• OBJECTIVE:
Restate the data exactly as given and keep the pictures out.

• MATERIAL:

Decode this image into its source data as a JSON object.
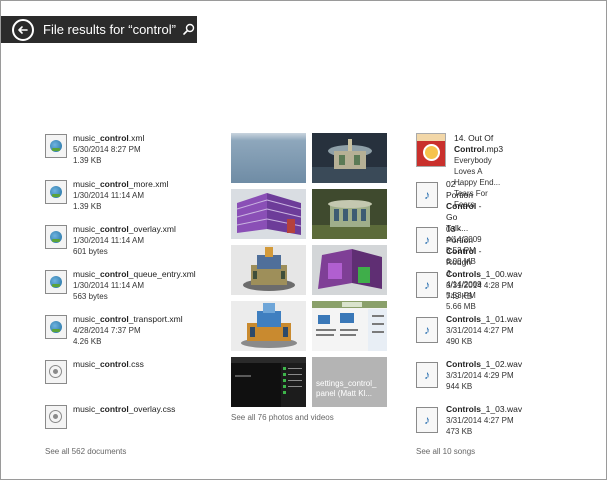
{
  "header": {
    "title": "File results for “control”"
  },
  "documents": {
    "items": [
      {
        "name_pre": "music_",
        "name_bold": "control",
        "name_post": ".xml",
        "date": "5/30/2014 8:27 PM",
        "size": "1.39 KB",
        "kind": "xml"
      },
      {
        "name_pre": "music_",
        "name_bold": "control",
        "name_post": "_more.xml",
        "date": "1/30/2014 11:14 AM",
        "size": "1.39 KB",
        "kind": "xml"
      },
      {
        "name_pre": "music_",
        "name_bold": "control",
        "name_post": "_overlay.xml",
        "date": "1/30/2014 11:14 AM",
        "size": "601 bytes",
        "kind": "xml"
      },
      {
        "name_pre": "music_",
        "name_bold": "control",
        "name_post": "_queue_entry.xml",
        "date": "1/30/2014 11:14 AM",
        "size": "563 bytes",
        "kind": "xml"
      },
      {
        "name_pre": "music_",
        "name_bold": "control",
        "name_post": "_transport.xml",
        "date": "4/28/2014 7:37 PM",
        "size": "4.26 KB",
        "kind": "xml"
      },
      {
        "name_pre": "music_",
        "name_bold": "control",
        "name_post": ".css",
        "date": "",
        "size": "",
        "kind": "css"
      },
      {
        "name_pre": "music_",
        "name_bold": "control",
        "name_post": "_overlay.css",
        "date": "",
        "size": "",
        "kind": "css"
      }
    ],
    "see_all": "See all 562 documents"
  },
  "photos": {
    "last_caption": "settings_control_ panel (Matt Kl...",
    "see_all": "See all 76 photos and videos"
  },
  "songs": {
    "items": [
      {
        "title_pre": "14. Out Of ",
        "title_bold": "Control",
        "title_post": ".mp3",
        "line2": "Everybody Loves A Happy End...",
        "line3": "Tears For Fears",
        "art": "album"
      },
      {
        "title_pre": "02 - Portion ",
        "title_bold": "Control",
        "title_post": " - Go Talk...",
        "line2": "4/14/2009 5:53 PM",
        "line3": "6.08 MB",
        "art": "audio"
      },
      {
        "title_pre": "03 - Portion ",
        "title_bold": "Control",
        "title_post": " - Rough J...",
        "line2": "4/14/2009 5:53 PM",
        "line3": "5.66 MB",
        "art": "audio"
      },
      {
        "title_pre": "",
        "title_bold": "Controls",
        "title_post": "_1_00.wav",
        "line2": "3/31/2014 4:28 PM",
        "line3": "749 KB",
        "art": "audio"
      },
      {
        "title_pre": "",
        "title_bold": "Controls",
        "title_post": "_1_01.wav",
        "line2": "3/31/2014 4:27 PM",
        "line3": "490 KB",
        "art": "audio"
      },
      {
        "title_pre": "",
        "title_bold": "Controls",
        "title_post": "_1_02.wav",
        "line2": "3/31/2014 4:29 PM",
        "line3": "944 KB",
        "art": "audio"
      },
      {
        "title_pre": "",
        "title_bold": "Controls",
        "title_post": "_1_03.wav",
        "line2": "3/31/2014 4:27 PM",
        "line3": "473 KB",
        "art": "audio"
      }
    ],
    "see_all": "See all 10 songs"
  }
}
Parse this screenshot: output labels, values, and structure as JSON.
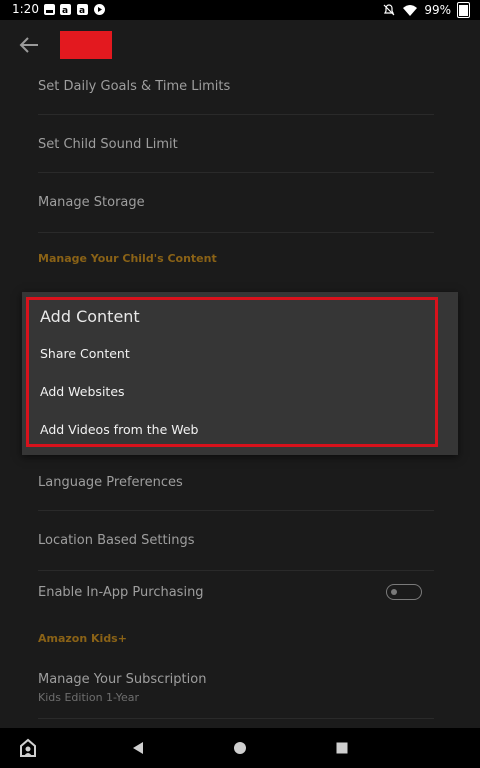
{
  "status_bar": {
    "time": "1:20",
    "battery": "99%"
  },
  "settings": {
    "set_daily_goals": "Set Daily Goals & Time Limits",
    "set_child_sound": "Set Child Sound Limit",
    "manage_storage": "Manage Storage",
    "section_content": "Manage Your Child's Content",
    "language_prefs": "Language Preferences",
    "location_settings": "Location Based Settings",
    "in_app_purchasing": "Enable In-App Purchasing",
    "in_app_purchasing_enabled": false,
    "section_kids": "Amazon Kids+",
    "manage_subscription": "Manage Your Subscription",
    "subscription_detail": "Kids Edition 1-Year"
  },
  "popup": {
    "title": "Add Content",
    "items": [
      "Share Content",
      "Add Websites",
      "Add Videos from the Web"
    ]
  },
  "colors": {
    "accent_section": "#8a6216",
    "highlight_outline": "#d8121c",
    "redacted": "#e3191f"
  }
}
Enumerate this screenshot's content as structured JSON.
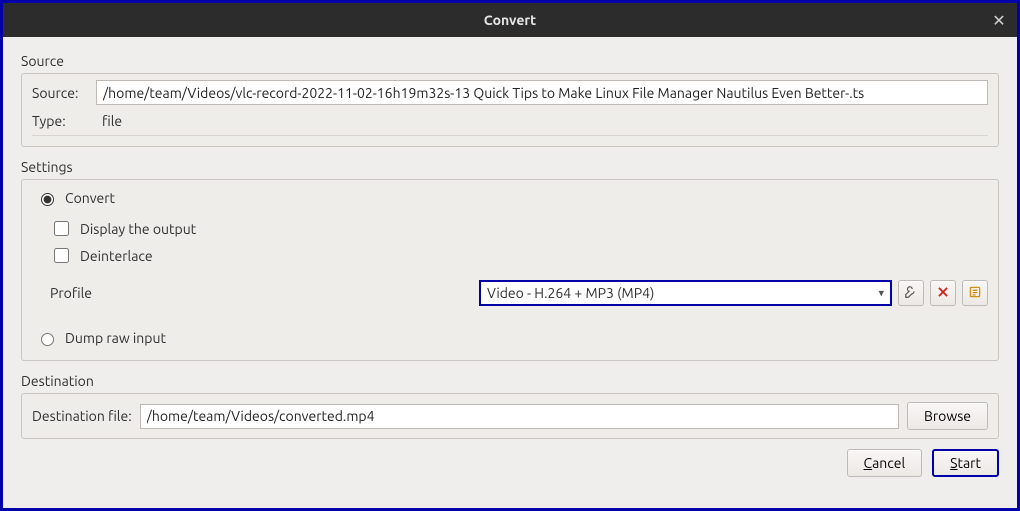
{
  "window": {
    "title": "Convert"
  },
  "source": {
    "section": "Source",
    "label": "Source:",
    "value": "/home/team/Videos/vlc-record-2022-11-02-16h19m32s-13 Quick Tips to Make Linux File Manager Nautilus Even Better-.ts",
    "type_label": "Type:",
    "type_value": "file"
  },
  "settings": {
    "section": "Settings",
    "convert_label": "Convert",
    "display_output_label": "Display the output",
    "deinterlace_label": "Deinterlace",
    "profile_label": "Profile",
    "profile_value": "Video - H.264 + MP3 (MP4)",
    "dump_label": "Dump raw input"
  },
  "destination": {
    "section": "Destination",
    "label": "Destination file:",
    "value": "/home/team/Videos/converted.mp4",
    "browse_label": "Browse"
  },
  "footer": {
    "cancel": "ancel",
    "cancel_mn": "C",
    "start": "tart",
    "start_mn": "S"
  }
}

• ANSWER IN FULL:
Decode this image into its source data as a JSON object.
{
  "header": {
    "title": "File results for “control”"
  },
  "documents": {
    "items": [
      {
        "name_pre": "music_",
        "name_bold": "control",
        "name_post": ".xml",
        "date": "5/30/2014 8:27 PM",
        "size": "1.39 KB",
        "kind": "xml"
      },
      {
        "name_pre": "music_",
        "name_bold": "control",
        "name_post": "_more.xml",
        "date": "1/30/2014 11:14 AM",
        "size": "1.39 KB",
        "kind": "xml"
      },
      {
        "name_pre": "music_",
        "name_bold": "control",
        "name_post": "_overlay.xml",
        "date": "1/30/2014 11:14 AM",
        "size": "601 bytes",
        "kind": "xml"
      },
      {
        "name_pre": "music_",
        "name_bold": "control",
        "name_post": "_queue_entry.xml",
        "date": "1/30/2014 11:14 AM",
        "size": "563 bytes",
        "kind": "xml"
      },
      {
        "name_pre": "music_",
        "name_bold": "control",
        "name_post": "_transport.xml",
        "date": "4/28/2014 7:37 PM",
        "size": "4.26 KB",
        "kind": "xml"
      },
      {
        "name_pre": "music_",
        "name_bold": "control",
        "name_post": ".css",
        "date": "",
        "size": "",
        "kind": "css"
      },
      {
        "name_pre": "music_",
        "name_bold": "control",
        "name_post": "_overlay.css",
        "date": "",
        "size": "",
        "kind": "css"
      }
    ],
    "see_all": "See all 562 documents"
  },
  "photos": {
    "last_caption": "settings_control_ panel (Matt Kl...",
    "see_all": "See all 76 photos and videos"
  },
  "songs": {
    "items": [
      {
        "title_pre": "14. Out Of ",
        "title_bold": "Control",
        "title_post": ".mp3",
        "line2": "Everybody Loves A Happy End...",
        "line3": "Tears For Fears",
        "art": "album"
      },
      {
        "title_pre": "02 - Portion ",
        "title_bold": "Control",
        "title_post": " - Go Talk...",
        "line2": "4/14/2009 5:53 PM",
        "line3": "6.08 MB",
        "art": "audio"
      },
      {
        "title_pre": "03 - Portion ",
        "title_bold": "Control",
        "title_post": " - Rough J...",
        "line2": "4/14/2009 5:53 PM",
        "line3": "5.66 MB",
        "art": "audio"
      },
      {
        "title_pre": "",
        "title_bold": "Controls",
        "title_post": "_1_00.wav",
        "line2": "3/31/2014 4:28 PM",
        "line3": "749 KB",
        "art": "audio"
      },
      {
        "title_pre": "",
        "title_bold": "Controls",
        "title_post": "_1_01.wav",
        "line2": "3/31/2014 4:27 PM",
        "line3": "490 KB",
        "art": "audio"
      },
      {
        "title_pre": "",
        "title_bold": "Controls",
        "title_post": "_1_02.wav",
        "line2": "3/31/2014 4:29 PM",
        "line3": "944 KB",
        "art": "audio"
      },
      {
        "title_pre": "",
        "title_bold": "Controls",
        "title_post": "_1_03.wav",
        "line2": "3/31/2014 4:27 PM",
        "line3": "473 KB",
        "art": "audio"
      }
    ],
    "see_all": "See all 10 songs"
  }
}
Parse this screenshot: output labels, values, and structure as JSON.
{
  "status_bar": {
    "time": "1:20",
    "battery": "99%"
  },
  "settings": {
    "set_daily_goals": "Set Daily Goals & Time Limits",
    "set_child_sound": "Set Child Sound Limit",
    "manage_storage": "Manage Storage",
    "section_content": "Manage Your Child's Content",
    "language_prefs": "Language Preferences",
    "location_settings": "Location Based Settings",
    "in_app_purchasing": "Enable In-App Purchasing",
    "in_app_purchasing_enabled": false,
    "section_kids": "Amazon Kids+",
    "manage_subscription": "Manage Your Subscription",
    "subscription_detail": "Kids Edition 1-Year"
  },
  "popup": {
    "title": "Add Content",
    "items": [
      "Share Content",
      "Add Websites",
      "Add Videos from the Web"
    ]
  },
  "colors": {
    "accent_section": "#8a6216",
    "highlight_outline": "#d8121c",
    "redacted": "#e3191f"
  }
}
Enumerate this screenshot's content as structured JSON.
{
  "window": {
    "title": "Convert"
  },
  "source": {
    "section": "Source",
    "label": "Source:",
    "value": "/home/team/Videos/vlc-record-2022-11-02-16h19m32s-13 Quick Tips to Make Linux File Manager Nautilus Even Better-.ts",
    "type_label": "Type:",
    "type_value": "file"
  },
  "settings": {
    "section": "Settings",
    "convert_label": "Convert",
    "display_output_label": "Display the output",
    "deinterlace_label": "Deinterlace",
    "profile_label": "Profile",
    "profile_value": "Video - H.264 + MP3 (MP4)",
    "dump_label": "Dump raw input"
  },
  "destination": {
    "section": "Destination",
    "label": "Destination file:",
    "value": "/home/team/Videos/converted.mp4",
    "browse_label": "Browse"
  },
  "footer": {
    "cancel": "ancel",
    "cancel_mn": "C",
    "start": "tart",
    "start_mn": "S"
  }
}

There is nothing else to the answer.